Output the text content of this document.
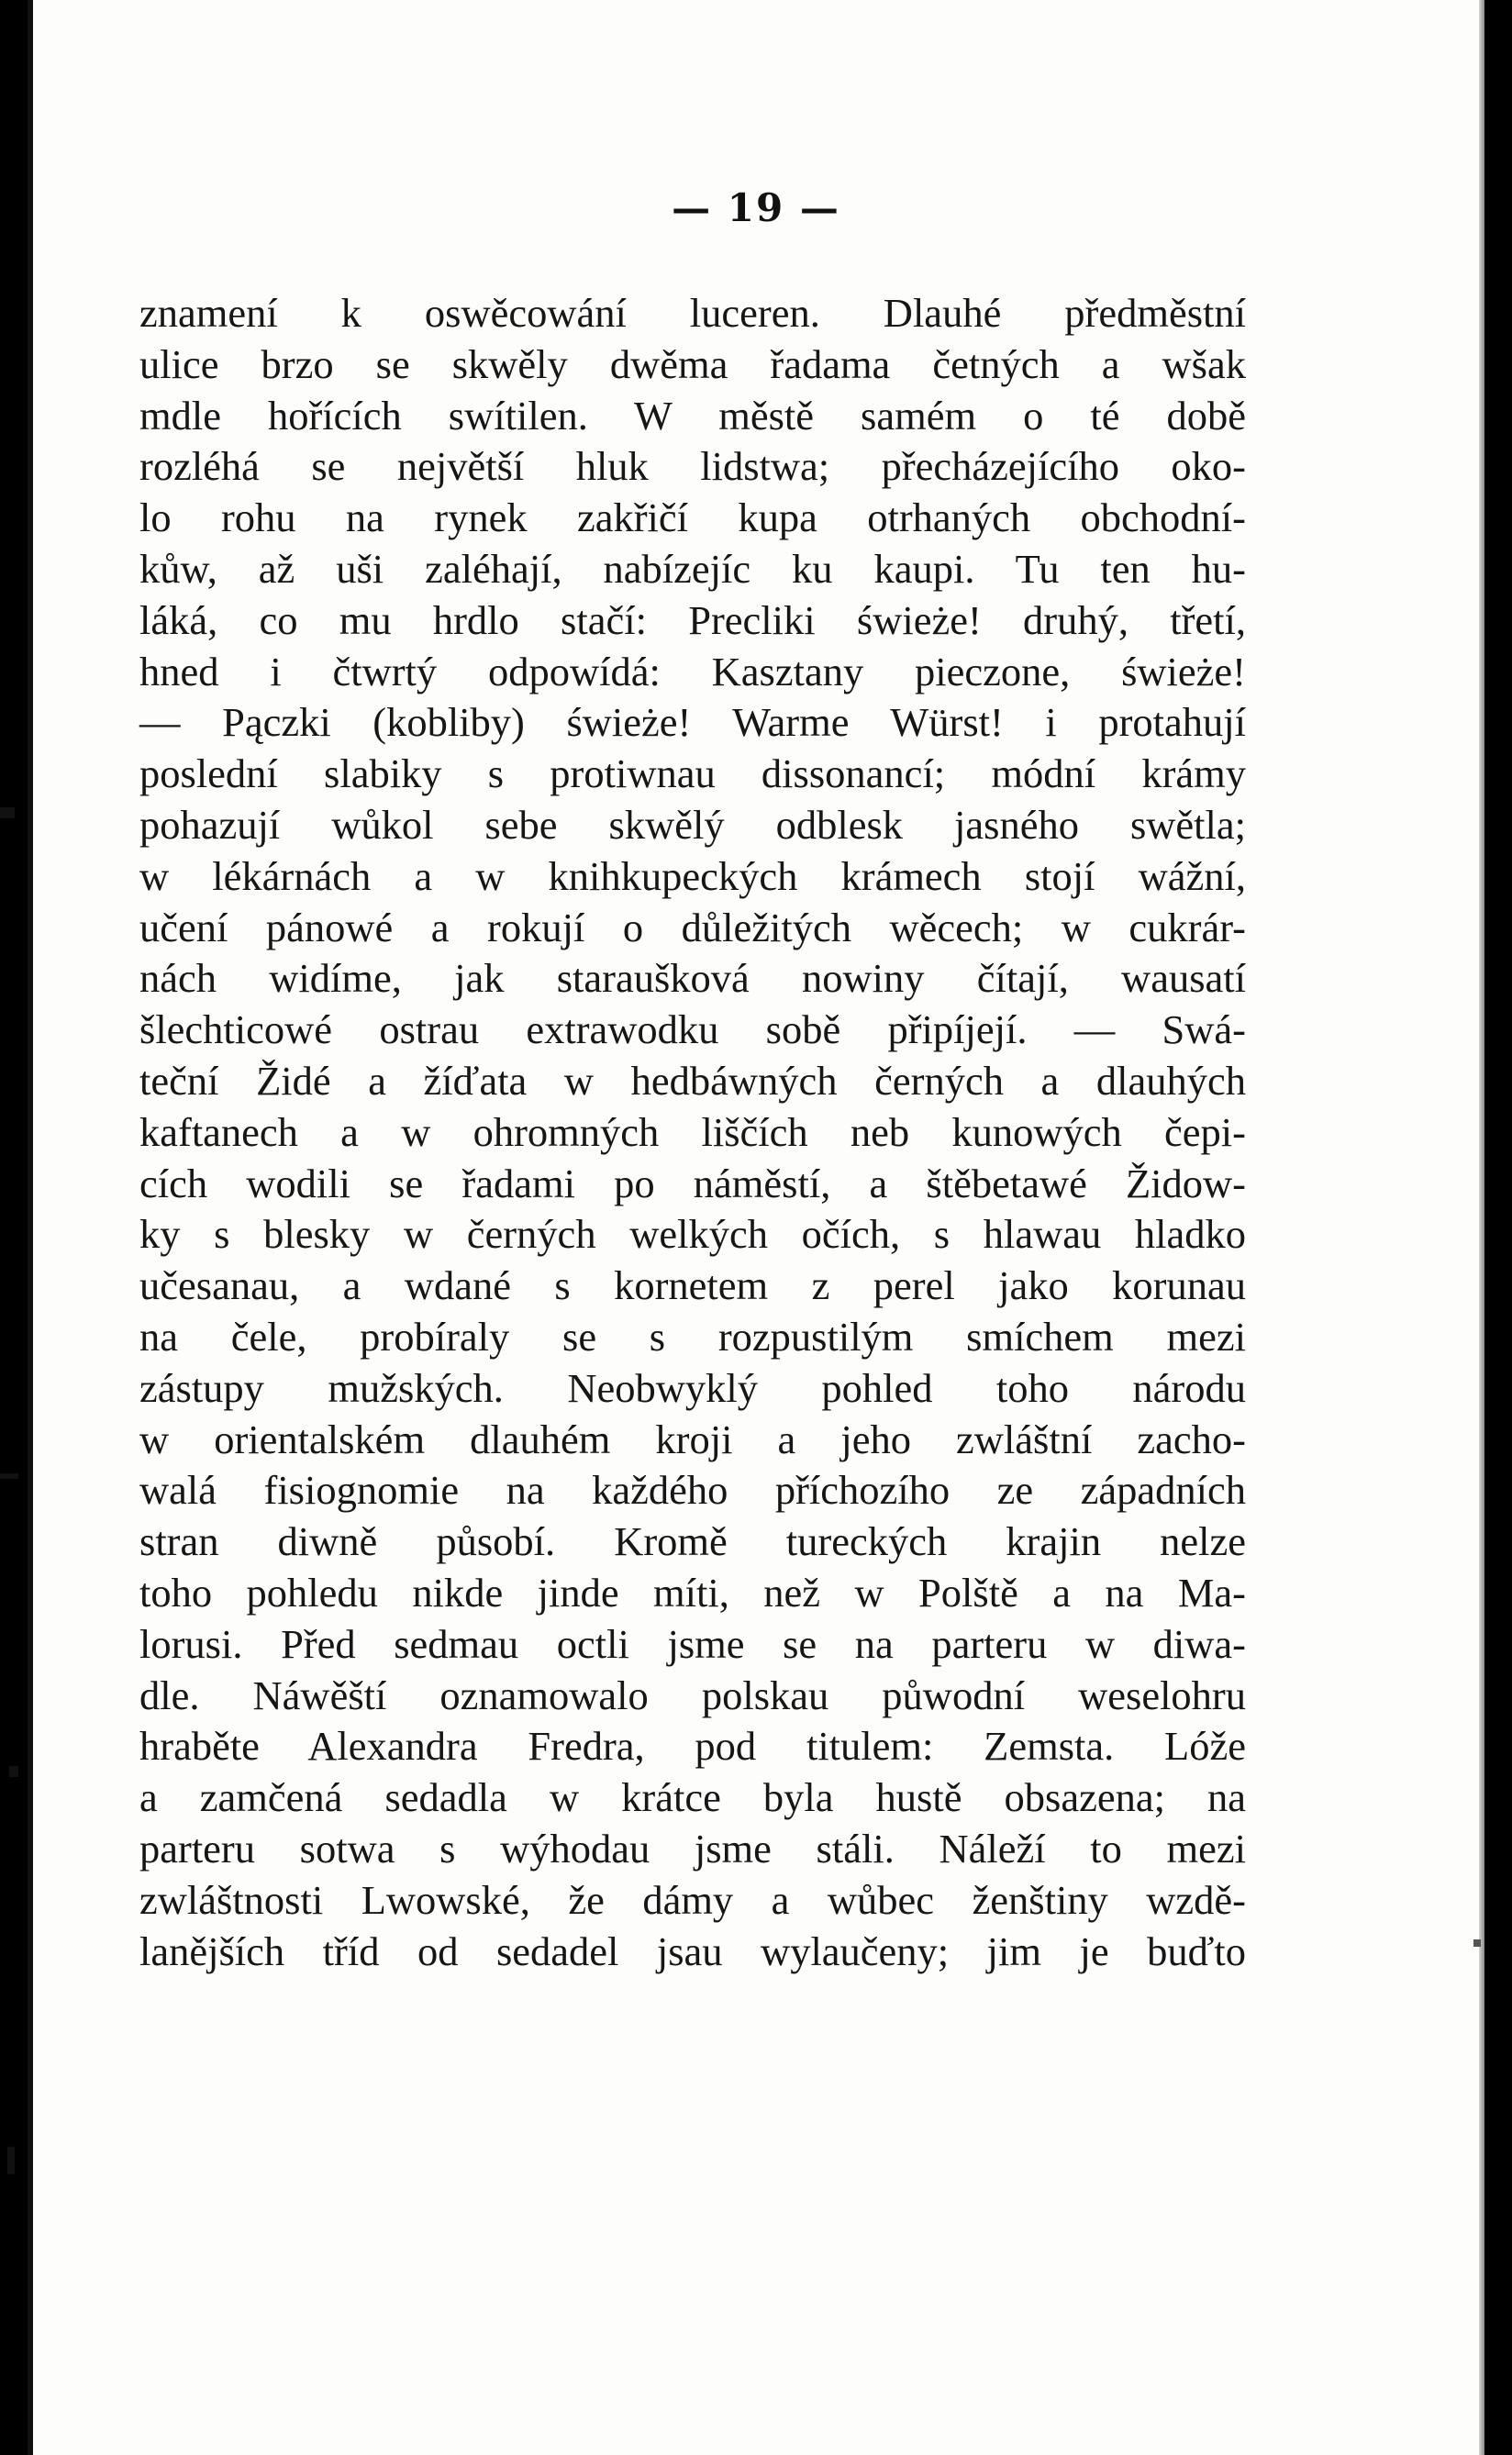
— 19 —
znamení k oswěcowání luceren. Dlauhé předměstní
ulice brzo se skwěly dwěma řadama četných a wšak
mdle hořících swítilen. W městě samém o té době
rozléhá se největší hluk lidstwa; přecházejícího oko-
lo rohu na rynek zakřičí kupa otrhaných obchodní-
kůw, až uši zaléhají, nabízejíc ku kaupi. Tu ten hu-
láká, co mu hrdlo stačí: Precliki świeże! druhý, třetí,
hned i čtwrtý odpowídá: Kasztany pieczone, świeże!
— Pączki (kobliby) świeże! Warme Würst! i protahují
poslední slabiky s protiwnau dissonancí; módní krámy
pohazují wůkol sebe skwělý odblesk jasného swětla;
w lékárnách a w knihkupeckých krámech stojí wážní,
učení pánowé a rokují o důležitých wěcech; w cukrár-
nách widíme, jak staraušková nowiny čítají, wausatí
šlechticowé ostrau extrawodku sobě připíjejí. — Swá-
teční Židé a žíďata w hedbáwných černých a dlauhých
kaftanech a w ohromných liščích neb kunowých čepi-
cích wodili se řadami po náměstí, a štěbetawé Židow-
ky s blesky w černých welkých očích, s hlawau hladko
učesanau, a wdané s kornetem z perel jako korunau
na čele, probíraly se s rozpustilým smíchem mezi
zástupy mužských. Neobwyklý pohled toho národu
w orientalském dlauhém kroji a jeho zwláštní zacho-
walá fisiognomie na každého příchozího ze západních
stran diwně působí. Kromě tureckých krajin nelze
toho pohledu nikde jinde míti, než w Polště a na Ma-
lorusi. Před sedmau octli jsme se na parteru w diwa-
dle. Náwěští oznamowalo polskau půwodní weselohru
hraběte Alexandra Fredra, pod titulem: Zemsta. Lóže
a zamčená sedadla w krátce byla hustě obsazena; na
parteru sotwa s wýhodau jsme stáli. Náleží to mezi
zwláštnosti Lwowské, že dámy a wůbec ženštiny wzdě-
lanějších tříd od sedadel jsau wylaučeny; jim je buďto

------------------------------------------------------------

GOAL OF THE EXERCISE: Tell how many lines contain the word "černých", using only the number.

CORRECT ANSWER: 2